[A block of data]
***

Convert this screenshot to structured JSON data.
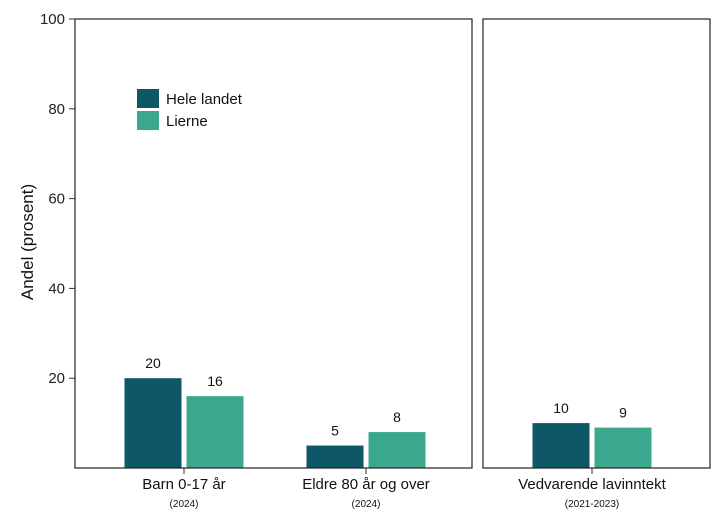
{
  "chart_data": {
    "type": "bar",
    "ylabel": "Andel (prosent)",
    "ylim": [
      0,
      100
    ],
    "yticks": [
      20,
      40,
      60,
      80,
      100
    ],
    "grid": false,
    "legend_position": "top-left",
    "colors": {
      "Hele landet": "#0d5766",
      "Lierne": "#3aa88c"
    },
    "series": [
      {
        "name": "Hele landet",
        "color": "#0d5766"
      },
      {
        "name": "Lierne",
        "color": "#3aa88c"
      }
    ],
    "panels": [
      {
        "categories": [
          {
            "label": "Barn 0-17 år",
            "sublabel": "(2024)",
            "values": [
              20,
              16
            ],
            "labels": [
              "20",
              "16"
            ]
          },
          {
            "label": "Eldre 80 år og over",
            "sublabel": "(2024)",
            "values": [
              5,
              8
            ],
            "labels": [
              "5",
              "8"
            ]
          }
        ]
      },
      {
        "categories": [
          {
            "label": "Vedvarende lavinntekt",
            "sublabel": "(2021-2023)",
            "values": [
              10,
              9
            ],
            "labels": [
              "10",
              "9"
            ]
          }
        ]
      }
    ]
  }
}
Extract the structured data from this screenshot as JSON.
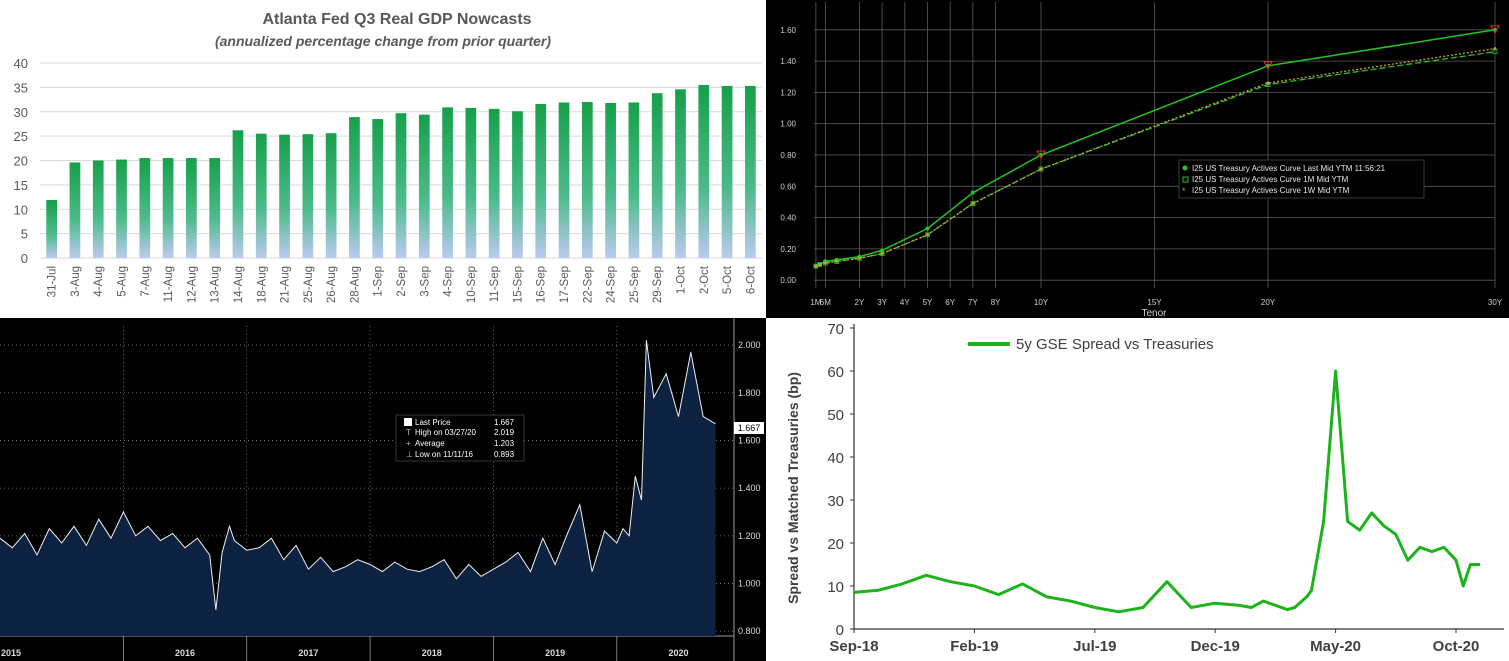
{
  "chart_data": [
    {
      "type": "bar",
      "title": "Atlanta Fed Q3 Real GDP Nowcasts",
      "subtitle": "(annualized percentage change from prior quarter)",
      "categories": [
        "31-Jul",
        "3-Aug",
        "4-Aug",
        "5-Aug",
        "7-Aug",
        "11-Aug",
        "12-Aug",
        "13-Aug",
        "14-Aug",
        "18-Aug",
        "21-Aug",
        "25-Aug",
        "26-Aug",
        "28-Aug",
        "1-Sep",
        "2-Sep",
        "3-Sep",
        "4-Sep",
        "10-Sep",
        "11-Sep",
        "15-Sep",
        "16-Sep",
        "17-Sep",
        "22-Sep",
        "24-Sep",
        "25-Sep",
        "29-Sep",
        "1-Oct",
        "2-Oct",
        "5-Oct",
        "6-Oct"
      ],
      "values": [
        11.9,
        19.6,
        20.0,
        20.2,
        20.5,
        20.5,
        20.5,
        20.5,
        26.2,
        25.5,
        25.3,
        25.4,
        25.6,
        28.9,
        28.5,
        29.7,
        29.4,
        30.9,
        30.8,
        30.6,
        30.1,
        31.6,
        31.9,
        32.0,
        31.8,
        31.9,
        33.8,
        34.6,
        35.5,
        35.3,
        35.3
      ],
      "yticks": [
        "0",
        "5",
        "10",
        "15",
        "20",
        "25",
        "30",
        "35",
        "40"
      ],
      "ylim": [
        0,
        40
      ],
      "grid": true,
      "colors": {
        "bar_top": "#1aa04a",
        "bar_bottom": "#b9c9ef",
        "text": "#595959",
        "grid": "#d9d9d9"
      }
    },
    {
      "type": "line",
      "xlabel": "Tenor",
      "x_ticks": [
        "1M",
        "6M",
        "2Y",
        "3Y",
        "4Y",
        "5Y",
        "6Y",
        "7Y",
        "8Y",
        "10Y",
        "15Y",
        "20Y",
        "30Y"
      ],
      "x_tick_years": [
        0.083,
        0.5,
        2,
        3,
        4,
        5,
        6,
        7,
        8,
        10,
        15,
        20,
        30
      ],
      "yticks": [
        "0.00",
        "0.20",
        "0.40",
        "0.60",
        "0.80",
        "1.00",
        "1.20",
        "1.40",
        "1.60"
      ],
      "ylim": [
        -0.05,
        1.65
      ],
      "legend": [
        "I25 US Treasury Actives Curve Last Mid YTM 11:56:21",
        "I25 US Treasury Actives Curve 1M Mid YTM",
        "I25 US Treasury Actives Curve 1W Mid YTM"
      ],
      "legend_placement": "center-right",
      "x": [
        0.083,
        0.25,
        0.5,
        1,
        2,
        3,
        5,
        7,
        10,
        20,
        30
      ],
      "series": [
        {
          "name": "I25 US Treasury Actives Curve Last Mid YTM 11:56:21",
          "color": "#22c522",
          "values": [
            0.09,
            0.1,
            0.12,
            0.13,
            0.15,
            0.19,
            0.33,
            0.56,
            0.8,
            1.37,
            1.6
          ]
        },
        {
          "name": "I25 US Treasury Actives Curve 1M Mid YTM",
          "color": "#22c522",
          "values": [
            0.09,
            0.1,
            0.11,
            0.12,
            0.14,
            0.17,
            0.29,
            0.49,
            0.71,
            1.25,
            1.46
          ]
        },
        {
          "name": "I25 US Treasury Actives Curve 1W Mid YTM",
          "color": "#c8a040",
          "values": [
            0.09,
            0.1,
            0.11,
            0.12,
            0.14,
            0.17,
            0.29,
            0.49,
            0.71,
            1.26,
            1.48
          ]
        }
      ],
      "colors": {
        "grid": "#5a5a5a",
        "text": "#cfcfcf",
        "marker_last": "#e03030"
      }
    },
    {
      "type": "area",
      "xlabels": [
        "2015",
        "2016",
        "2017",
        "2018",
        "2019",
        "2020"
      ],
      "yticks": [
        "0.800",
        "1.000",
        "1.200",
        "1.400",
        "1.600",
        "1.800",
        "2.000"
      ],
      "ylim": [
        0.78,
        2.08
      ],
      "x_years": [
        2015.0,
        2015.1,
        2015.2,
        2015.3,
        2015.4,
        2015.5,
        2015.6,
        2015.7,
        2015.8,
        2015.9,
        2016.0,
        2016.1,
        2016.2,
        2016.3,
        2016.4,
        2016.5,
        2016.6,
        2016.7,
        2016.75,
        2016.8,
        2016.86,
        2016.9,
        2017.0,
        2017.1,
        2017.2,
        2017.3,
        2017.4,
        2017.5,
        2017.6,
        2017.7,
        2017.8,
        2017.9,
        2018.0,
        2018.1,
        2018.2,
        2018.3,
        2018.4,
        2018.5,
        2018.6,
        2018.7,
        2018.8,
        2018.9,
        2019.0,
        2019.1,
        2019.2,
        2019.3,
        2019.4,
        2019.5,
        2019.6,
        2019.7,
        2019.8,
        2019.9,
        2020.0,
        2020.05,
        2020.1,
        2020.15,
        2020.2,
        2020.24,
        2020.3,
        2020.4,
        2020.5,
        2020.6,
        2020.7,
        2020.8
      ],
      "values": [
        1.19,
        1.15,
        1.21,
        1.12,
        1.23,
        1.17,
        1.24,
        1.16,
        1.27,
        1.19,
        1.3,
        1.2,
        1.24,
        1.18,
        1.21,
        1.15,
        1.19,
        1.12,
        0.89,
        1.13,
        1.24,
        1.18,
        1.14,
        1.15,
        1.19,
        1.1,
        1.16,
        1.06,
        1.11,
        1.05,
        1.07,
        1.1,
        1.08,
        1.05,
        1.09,
        1.06,
        1.05,
        1.07,
        1.1,
        1.02,
        1.08,
        1.03,
        1.06,
        1.09,
        1.13,
        1.05,
        1.19,
        1.08,
        1.21,
        1.33,
        1.05,
        1.22,
        1.17,
        1.23,
        1.2,
        1.45,
        1.35,
        2.02,
        1.78,
        1.88,
        1.7,
        1.97,
        1.7,
        1.67
      ],
      "legend": [
        {
          "label": "Last Price",
          "value": "1.667"
        },
        {
          "label": "High on 03/27/20",
          "value": "2.019"
        },
        {
          "label": "Average",
          "value": "1.203"
        },
        {
          "label": "Low on 11/11/16",
          "value": "0.893"
        }
      ],
      "last_value_label": "1.667",
      "colors": {
        "fill": "#0d2240",
        "line": "#f0f0f0",
        "grid": "#808080",
        "text": "#dddddd"
      }
    },
    {
      "type": "line",
      "ylabel": "Spread vs Matched Treasuries (bp)",
      "xlabels": [
        "Sep-18",
        "Feb-19",
        "Jul-19",
        "Dec-19",
        "May-20",
        "Oct-20"
      ],
      "yticks": [
        "0",
        "10",
        "20",
        "30",
        "40",
        "50",
        "60",
        "70"
      ],
      "ylim": [
        0,
        70
      ],
      "series": [
        {
          "name": "5y GSE Spread vs Treasuries",
          "color": "#1db31d",
          "x_months": [
            0,
            1,
            2,
            3,
            4,
            5,
            6,
            7,
            8,
            9,
            10,
            11,
            12,
            13,
            14,
            15,
            16,
            16.5,
            17,
            18,
            18.3,
            18.6,
            18.8,
            19,
            19.5,
            20,
            20.5,
            21,
            21.5,
            22,
            22.5,
            23,
            23.5,
            24,
            24.5,
            25,
            25.3,
            25.6,
            26
          ],
          "values": [
            8.5,
            9,
            10.5,
            12.5,
            11,
            10,
            8,
            10.5,
            7.5,
            6.5,
            5,
            4,
            5,
            11,
            5,
            6,
            5.5,
            5,
            6.5,
            4.5,
            5,
            6.5,
            7.5,
            9,
            25,
            60,
            25,
            23,
            27,
            24,
            22,
            16,
            19,
            18,
            19,
            16,
            10,
            15,
            15
          ]
        }
      ],
      "legend_placement": "top-left",
      "colors": {
        "axis": "#333333",
        "text": "#404040"
      }
    }
  ]
}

***

## Task statement:
Tally up the lines of the listing containing the word "Hele". Give only the total.

## Output for this exercise:
2